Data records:
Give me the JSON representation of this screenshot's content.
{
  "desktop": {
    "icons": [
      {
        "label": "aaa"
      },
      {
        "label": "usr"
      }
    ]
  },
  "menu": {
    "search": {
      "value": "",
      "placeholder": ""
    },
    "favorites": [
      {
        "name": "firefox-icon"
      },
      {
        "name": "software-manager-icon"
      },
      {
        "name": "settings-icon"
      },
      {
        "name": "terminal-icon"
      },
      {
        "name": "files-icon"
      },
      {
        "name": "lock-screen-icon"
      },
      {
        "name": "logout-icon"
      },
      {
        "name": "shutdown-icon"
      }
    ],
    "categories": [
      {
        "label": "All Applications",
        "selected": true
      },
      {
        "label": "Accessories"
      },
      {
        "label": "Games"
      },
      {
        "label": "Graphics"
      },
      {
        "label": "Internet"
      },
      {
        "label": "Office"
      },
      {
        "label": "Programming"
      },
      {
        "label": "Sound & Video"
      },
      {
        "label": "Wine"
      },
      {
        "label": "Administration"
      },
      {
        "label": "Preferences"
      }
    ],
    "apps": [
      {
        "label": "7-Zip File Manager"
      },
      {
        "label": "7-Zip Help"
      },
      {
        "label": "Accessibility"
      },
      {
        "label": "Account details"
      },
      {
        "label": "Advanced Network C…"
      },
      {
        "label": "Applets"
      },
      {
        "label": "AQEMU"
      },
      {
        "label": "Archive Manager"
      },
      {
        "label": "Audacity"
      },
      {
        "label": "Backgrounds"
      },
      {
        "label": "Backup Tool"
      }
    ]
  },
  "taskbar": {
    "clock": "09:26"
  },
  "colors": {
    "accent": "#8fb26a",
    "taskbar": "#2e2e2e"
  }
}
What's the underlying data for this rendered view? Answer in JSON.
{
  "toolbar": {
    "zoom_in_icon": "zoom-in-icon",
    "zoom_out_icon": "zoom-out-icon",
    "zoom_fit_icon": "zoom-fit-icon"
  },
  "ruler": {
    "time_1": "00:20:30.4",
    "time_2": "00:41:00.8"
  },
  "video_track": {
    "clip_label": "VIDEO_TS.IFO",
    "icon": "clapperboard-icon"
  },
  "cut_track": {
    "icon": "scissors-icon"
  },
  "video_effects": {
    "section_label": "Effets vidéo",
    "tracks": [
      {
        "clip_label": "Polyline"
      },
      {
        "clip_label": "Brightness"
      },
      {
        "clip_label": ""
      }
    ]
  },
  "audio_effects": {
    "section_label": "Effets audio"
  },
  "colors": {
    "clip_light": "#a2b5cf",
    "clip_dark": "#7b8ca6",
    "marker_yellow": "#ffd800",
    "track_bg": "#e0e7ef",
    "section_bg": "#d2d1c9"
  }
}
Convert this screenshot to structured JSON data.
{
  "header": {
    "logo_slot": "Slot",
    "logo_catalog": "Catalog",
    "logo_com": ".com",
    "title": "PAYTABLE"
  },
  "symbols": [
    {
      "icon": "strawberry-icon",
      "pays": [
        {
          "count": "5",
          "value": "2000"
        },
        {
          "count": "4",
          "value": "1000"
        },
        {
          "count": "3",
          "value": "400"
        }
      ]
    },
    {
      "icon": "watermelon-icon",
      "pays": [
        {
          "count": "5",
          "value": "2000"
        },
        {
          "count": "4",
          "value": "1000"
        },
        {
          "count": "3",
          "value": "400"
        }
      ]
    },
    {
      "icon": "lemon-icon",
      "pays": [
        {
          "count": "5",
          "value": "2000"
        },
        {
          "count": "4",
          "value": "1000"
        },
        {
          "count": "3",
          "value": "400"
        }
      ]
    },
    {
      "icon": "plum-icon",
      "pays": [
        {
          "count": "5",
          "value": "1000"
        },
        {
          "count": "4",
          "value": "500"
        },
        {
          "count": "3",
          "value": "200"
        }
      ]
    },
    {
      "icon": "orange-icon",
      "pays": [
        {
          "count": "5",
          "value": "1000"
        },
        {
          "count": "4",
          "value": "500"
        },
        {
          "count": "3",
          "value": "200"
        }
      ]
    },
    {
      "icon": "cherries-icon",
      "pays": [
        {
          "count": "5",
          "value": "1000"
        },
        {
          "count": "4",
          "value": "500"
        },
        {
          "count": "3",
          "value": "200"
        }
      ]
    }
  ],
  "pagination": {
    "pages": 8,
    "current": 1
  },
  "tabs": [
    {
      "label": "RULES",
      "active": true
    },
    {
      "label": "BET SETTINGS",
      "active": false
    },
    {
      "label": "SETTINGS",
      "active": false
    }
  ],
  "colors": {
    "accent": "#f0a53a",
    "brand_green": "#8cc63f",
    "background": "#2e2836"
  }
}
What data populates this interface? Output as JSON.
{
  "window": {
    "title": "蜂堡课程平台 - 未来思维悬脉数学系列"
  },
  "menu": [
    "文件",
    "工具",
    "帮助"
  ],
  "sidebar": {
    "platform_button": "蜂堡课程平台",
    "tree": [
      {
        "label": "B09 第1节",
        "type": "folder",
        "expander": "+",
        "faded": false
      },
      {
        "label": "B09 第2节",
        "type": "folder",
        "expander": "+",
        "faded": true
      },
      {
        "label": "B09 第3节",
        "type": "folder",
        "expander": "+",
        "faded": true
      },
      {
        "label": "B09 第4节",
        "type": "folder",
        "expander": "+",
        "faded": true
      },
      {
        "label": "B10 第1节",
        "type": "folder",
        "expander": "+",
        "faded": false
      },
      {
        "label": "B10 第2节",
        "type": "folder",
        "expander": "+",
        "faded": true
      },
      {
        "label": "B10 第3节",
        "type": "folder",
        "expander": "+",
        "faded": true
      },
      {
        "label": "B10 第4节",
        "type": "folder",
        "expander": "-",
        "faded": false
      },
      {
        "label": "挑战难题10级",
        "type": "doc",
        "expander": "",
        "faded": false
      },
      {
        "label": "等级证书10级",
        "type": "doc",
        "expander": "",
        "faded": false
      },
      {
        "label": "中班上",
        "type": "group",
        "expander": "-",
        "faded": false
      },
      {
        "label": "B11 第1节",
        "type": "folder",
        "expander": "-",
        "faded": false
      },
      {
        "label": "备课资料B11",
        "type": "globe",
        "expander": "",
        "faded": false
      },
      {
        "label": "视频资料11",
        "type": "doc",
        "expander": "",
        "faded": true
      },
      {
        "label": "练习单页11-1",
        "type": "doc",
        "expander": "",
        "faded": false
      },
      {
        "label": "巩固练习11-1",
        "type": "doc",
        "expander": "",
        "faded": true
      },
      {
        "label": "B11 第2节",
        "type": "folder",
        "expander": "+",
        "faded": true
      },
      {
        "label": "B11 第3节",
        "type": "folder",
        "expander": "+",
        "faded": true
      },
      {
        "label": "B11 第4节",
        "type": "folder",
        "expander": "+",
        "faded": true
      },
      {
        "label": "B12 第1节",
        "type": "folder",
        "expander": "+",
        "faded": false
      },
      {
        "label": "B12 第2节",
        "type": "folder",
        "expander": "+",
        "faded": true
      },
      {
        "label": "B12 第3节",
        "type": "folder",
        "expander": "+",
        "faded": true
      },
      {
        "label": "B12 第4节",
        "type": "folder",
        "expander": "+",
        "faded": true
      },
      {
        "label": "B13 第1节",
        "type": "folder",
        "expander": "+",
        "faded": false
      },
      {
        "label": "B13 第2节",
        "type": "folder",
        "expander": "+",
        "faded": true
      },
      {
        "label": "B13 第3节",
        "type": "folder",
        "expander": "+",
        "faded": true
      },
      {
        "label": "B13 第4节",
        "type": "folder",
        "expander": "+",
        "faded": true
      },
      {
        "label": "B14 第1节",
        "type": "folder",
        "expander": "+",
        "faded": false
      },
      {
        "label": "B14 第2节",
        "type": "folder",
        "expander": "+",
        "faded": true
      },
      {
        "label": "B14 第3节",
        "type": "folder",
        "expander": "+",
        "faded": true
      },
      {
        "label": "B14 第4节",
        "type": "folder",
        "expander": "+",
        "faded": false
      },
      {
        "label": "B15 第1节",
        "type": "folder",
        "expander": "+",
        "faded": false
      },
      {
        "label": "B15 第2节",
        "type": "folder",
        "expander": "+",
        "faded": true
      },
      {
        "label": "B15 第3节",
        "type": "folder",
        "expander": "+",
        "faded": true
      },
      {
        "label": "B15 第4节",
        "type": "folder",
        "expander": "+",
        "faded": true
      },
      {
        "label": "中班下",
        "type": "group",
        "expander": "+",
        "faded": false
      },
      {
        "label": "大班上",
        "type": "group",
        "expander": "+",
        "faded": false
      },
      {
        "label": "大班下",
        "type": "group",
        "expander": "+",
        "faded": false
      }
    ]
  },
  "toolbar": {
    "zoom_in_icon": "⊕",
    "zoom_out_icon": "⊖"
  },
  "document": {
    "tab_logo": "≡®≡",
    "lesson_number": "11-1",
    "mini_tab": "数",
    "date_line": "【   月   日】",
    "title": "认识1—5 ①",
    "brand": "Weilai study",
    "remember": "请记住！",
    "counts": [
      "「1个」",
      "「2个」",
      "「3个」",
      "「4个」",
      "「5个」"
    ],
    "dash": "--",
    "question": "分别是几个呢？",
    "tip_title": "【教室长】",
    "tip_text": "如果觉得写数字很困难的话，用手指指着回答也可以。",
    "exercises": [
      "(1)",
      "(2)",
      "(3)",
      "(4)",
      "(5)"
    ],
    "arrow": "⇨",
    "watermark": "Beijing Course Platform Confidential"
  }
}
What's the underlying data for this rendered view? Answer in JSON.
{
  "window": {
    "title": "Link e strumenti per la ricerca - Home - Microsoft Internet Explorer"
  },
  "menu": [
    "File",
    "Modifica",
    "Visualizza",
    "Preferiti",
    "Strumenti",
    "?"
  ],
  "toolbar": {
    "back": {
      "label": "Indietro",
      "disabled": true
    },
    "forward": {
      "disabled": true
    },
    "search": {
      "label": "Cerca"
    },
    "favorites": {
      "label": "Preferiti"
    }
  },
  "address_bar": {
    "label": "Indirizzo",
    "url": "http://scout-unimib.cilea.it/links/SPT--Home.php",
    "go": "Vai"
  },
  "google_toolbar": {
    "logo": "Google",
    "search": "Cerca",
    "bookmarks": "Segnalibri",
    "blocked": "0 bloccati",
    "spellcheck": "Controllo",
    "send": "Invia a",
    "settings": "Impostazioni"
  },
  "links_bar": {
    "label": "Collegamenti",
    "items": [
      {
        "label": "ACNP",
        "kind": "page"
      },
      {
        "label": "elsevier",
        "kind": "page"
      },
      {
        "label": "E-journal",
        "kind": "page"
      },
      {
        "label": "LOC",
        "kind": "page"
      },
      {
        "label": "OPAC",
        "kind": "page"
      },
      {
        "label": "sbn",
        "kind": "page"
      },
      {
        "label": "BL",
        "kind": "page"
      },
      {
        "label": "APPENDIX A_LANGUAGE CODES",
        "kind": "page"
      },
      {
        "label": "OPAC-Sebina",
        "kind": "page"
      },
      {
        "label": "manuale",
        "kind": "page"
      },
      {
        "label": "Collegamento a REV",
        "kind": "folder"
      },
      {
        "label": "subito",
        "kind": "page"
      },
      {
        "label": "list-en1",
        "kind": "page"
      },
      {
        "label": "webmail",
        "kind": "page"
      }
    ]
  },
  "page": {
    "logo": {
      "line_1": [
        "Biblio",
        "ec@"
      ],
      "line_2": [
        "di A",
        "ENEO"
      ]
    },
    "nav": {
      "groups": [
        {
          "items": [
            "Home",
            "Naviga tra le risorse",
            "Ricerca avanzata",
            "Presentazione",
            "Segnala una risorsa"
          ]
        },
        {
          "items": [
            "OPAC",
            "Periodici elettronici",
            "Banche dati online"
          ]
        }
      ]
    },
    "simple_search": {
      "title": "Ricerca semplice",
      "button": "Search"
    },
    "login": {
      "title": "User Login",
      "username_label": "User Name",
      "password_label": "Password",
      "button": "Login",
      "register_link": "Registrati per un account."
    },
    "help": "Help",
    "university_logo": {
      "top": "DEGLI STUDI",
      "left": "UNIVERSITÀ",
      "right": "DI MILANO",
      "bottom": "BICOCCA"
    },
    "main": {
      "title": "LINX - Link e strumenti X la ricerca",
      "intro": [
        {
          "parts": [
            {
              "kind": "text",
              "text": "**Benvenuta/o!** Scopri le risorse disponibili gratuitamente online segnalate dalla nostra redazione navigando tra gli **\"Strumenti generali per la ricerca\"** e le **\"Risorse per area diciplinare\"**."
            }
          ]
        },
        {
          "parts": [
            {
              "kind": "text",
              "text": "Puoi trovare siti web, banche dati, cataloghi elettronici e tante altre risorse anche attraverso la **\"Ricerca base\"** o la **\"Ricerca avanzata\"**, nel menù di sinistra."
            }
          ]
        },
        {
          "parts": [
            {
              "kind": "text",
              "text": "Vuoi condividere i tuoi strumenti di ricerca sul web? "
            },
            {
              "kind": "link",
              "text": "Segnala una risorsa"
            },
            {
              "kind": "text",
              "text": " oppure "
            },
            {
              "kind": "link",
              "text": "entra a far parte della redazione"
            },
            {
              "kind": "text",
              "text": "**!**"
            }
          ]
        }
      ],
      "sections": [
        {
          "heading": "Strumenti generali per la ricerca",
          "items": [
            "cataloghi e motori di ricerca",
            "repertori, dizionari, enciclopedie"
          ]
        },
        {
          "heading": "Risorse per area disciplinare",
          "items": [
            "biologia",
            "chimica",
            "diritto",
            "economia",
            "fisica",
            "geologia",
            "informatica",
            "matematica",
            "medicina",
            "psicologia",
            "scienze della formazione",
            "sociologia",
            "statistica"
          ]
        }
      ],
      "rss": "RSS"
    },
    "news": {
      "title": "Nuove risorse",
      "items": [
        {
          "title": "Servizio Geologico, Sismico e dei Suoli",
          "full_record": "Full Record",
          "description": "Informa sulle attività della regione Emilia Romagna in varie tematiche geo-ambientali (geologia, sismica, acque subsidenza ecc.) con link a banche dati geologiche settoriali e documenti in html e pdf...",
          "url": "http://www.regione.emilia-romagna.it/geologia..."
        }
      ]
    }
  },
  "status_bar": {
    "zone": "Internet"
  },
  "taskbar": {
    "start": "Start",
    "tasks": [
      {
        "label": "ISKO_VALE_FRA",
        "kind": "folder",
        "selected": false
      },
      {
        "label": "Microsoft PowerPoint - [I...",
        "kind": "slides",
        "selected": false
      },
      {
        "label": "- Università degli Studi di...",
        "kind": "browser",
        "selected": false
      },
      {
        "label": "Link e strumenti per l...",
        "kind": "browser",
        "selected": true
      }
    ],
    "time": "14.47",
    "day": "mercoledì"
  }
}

• **EXERCISE GOAL**: Where a line holds the string "elettronici", copy that line.

• **COMPLETE RESPONSE**:
            "Periodici elettronici",
              "text": "Puoi trovare siti web, banche dati, cataloghi elettronici e tante altre risorse anche attraverso la **\"Ricerca base\"** o la **\"Ricerca avanzata\"**, nel menù di sinistra."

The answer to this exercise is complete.